--- begin ---

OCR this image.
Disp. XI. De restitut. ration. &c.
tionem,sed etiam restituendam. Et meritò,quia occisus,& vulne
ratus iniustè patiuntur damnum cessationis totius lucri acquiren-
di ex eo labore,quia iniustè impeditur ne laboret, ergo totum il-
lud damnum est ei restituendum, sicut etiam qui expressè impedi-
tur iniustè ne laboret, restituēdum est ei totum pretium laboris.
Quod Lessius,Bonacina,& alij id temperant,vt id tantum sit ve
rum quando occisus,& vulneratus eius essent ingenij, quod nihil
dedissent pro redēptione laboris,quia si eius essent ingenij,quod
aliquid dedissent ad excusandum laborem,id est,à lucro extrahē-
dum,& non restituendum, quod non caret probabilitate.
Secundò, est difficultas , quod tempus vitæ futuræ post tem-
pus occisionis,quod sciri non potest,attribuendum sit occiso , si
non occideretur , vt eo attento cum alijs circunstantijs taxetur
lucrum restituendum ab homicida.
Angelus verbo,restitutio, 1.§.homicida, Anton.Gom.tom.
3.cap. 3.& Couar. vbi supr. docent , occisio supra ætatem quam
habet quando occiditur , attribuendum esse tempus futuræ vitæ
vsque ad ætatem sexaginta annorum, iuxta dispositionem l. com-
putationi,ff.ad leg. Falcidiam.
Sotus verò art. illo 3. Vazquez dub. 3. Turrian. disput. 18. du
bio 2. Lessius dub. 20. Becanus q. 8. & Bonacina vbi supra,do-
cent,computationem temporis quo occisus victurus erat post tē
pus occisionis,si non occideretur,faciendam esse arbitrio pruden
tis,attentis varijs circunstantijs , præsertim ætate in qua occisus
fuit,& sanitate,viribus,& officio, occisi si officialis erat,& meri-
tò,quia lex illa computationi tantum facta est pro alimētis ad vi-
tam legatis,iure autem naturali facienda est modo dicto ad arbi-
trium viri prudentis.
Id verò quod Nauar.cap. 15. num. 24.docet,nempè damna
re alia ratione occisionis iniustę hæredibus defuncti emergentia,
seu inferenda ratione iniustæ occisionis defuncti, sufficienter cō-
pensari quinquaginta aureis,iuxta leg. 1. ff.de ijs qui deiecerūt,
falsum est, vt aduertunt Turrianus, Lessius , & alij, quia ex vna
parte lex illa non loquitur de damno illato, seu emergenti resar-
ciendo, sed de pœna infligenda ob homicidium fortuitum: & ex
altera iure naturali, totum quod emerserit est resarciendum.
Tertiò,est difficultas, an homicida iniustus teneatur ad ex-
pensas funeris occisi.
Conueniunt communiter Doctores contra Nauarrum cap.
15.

--- end ---

Write out all the entries exactly.

## COMPLETED EXERCISE
OCR this image.
Disp. XI. De restitut. ration. &c.
tionem,sed etiam restituendam. Et meritò,quia occisus,& vulne
ratus iniustè patiuntur damnum cessationis totius lucri acquiren-
di ex eo labore,quia iniustè impeditur ne laboret, ergo totum il-
lud damnum est ei restituendum, sicut etiam qui expressè impedi-
tur iniustè ne laboret, restituēdum est ei totum pretium laboris.
Quod Lessius,Bonacina,& alij id temperant,vt id tantum sit ve
rum quando occisus,& vulneratus eius essent ingenij, quod nihil
dedissent pro redēptione laboris,quia si eius essent ingenij,quod
aliquid dedissent ad excusandum laborem,id est,à lucro extrahē-
dum,& non restituendum, quod non caret probabilitate.
Secundò, est difficultas , quod tempus vitæ futuræ post tem-
pus occisionis,quod sciri non potest,attribuendum sit occiso , si
non occideretur , vt eo attento cum alijs circunstantijs taxetur
lucrum restituendum ab homicida.
Angelus verbo,restitutio, 1.§.homicida, Anton.Gom.tom.
3.cap. 3.& Couar. vbi supr. docent , occisio supra ætatem quam
habet quando occiditur , attribuendum esse tempus futuræ vitæ
vsque ad ætatem sexaginta annorum, iuxta dispositionem l. com-
putationi,ff.ad leg. Falcidiam.
Sotus verò art. illo 3. Vazquez dub. 3. Turrian. disput. 18. du
bio 2. Lessius dub. 20. Becanus q. 8. & Bonacina vbi supra,do-
cent,computationem temporis quo occisus victurus erat post tē
pus occisionis,si non occideretur,faciendam esse arbitrio pruden
tis,attentis varijs circunstantijs , præsertim ætate in qua occisus
fuit,& sanitate,viribus,& officio, occisi si officialis erat,& meri-
tò,quia lex illa computationi tantum facta est pro alimētis ad vi-
tam legatis,iure autem naturali facienda est modo dicto ad arbi-
trium viri prudentis.
Id verò quod Nauar.cap. 15. num. 24.docet,nempè damna
re alia ratione occisionis iniustę hæredibus defuncti emergentia,
seu inferenda ratione iniustæ occisionis defuncti, sufficienter cō-
pensari quinquaginta aureis,iuxta leg. 1. ff.de ijs qui deiecerūt,
falsum est, vt aduertunt Turrianus, Lessius , & alij, quia ex vna
parte lex illa non loquitur de damno illato, seu emergenti resar-
ciendo, sed de pœna infligenda ob homicidium fortuitum: & ex
altera iure naturali, totum quod emerserit est resarciendum.
Tertiò,est difficultas, an homicida iniustus teneatur ad ex-
pensas funeris occisi.
Conueniunt communiter Doctores contra Nauarrum cap.
15.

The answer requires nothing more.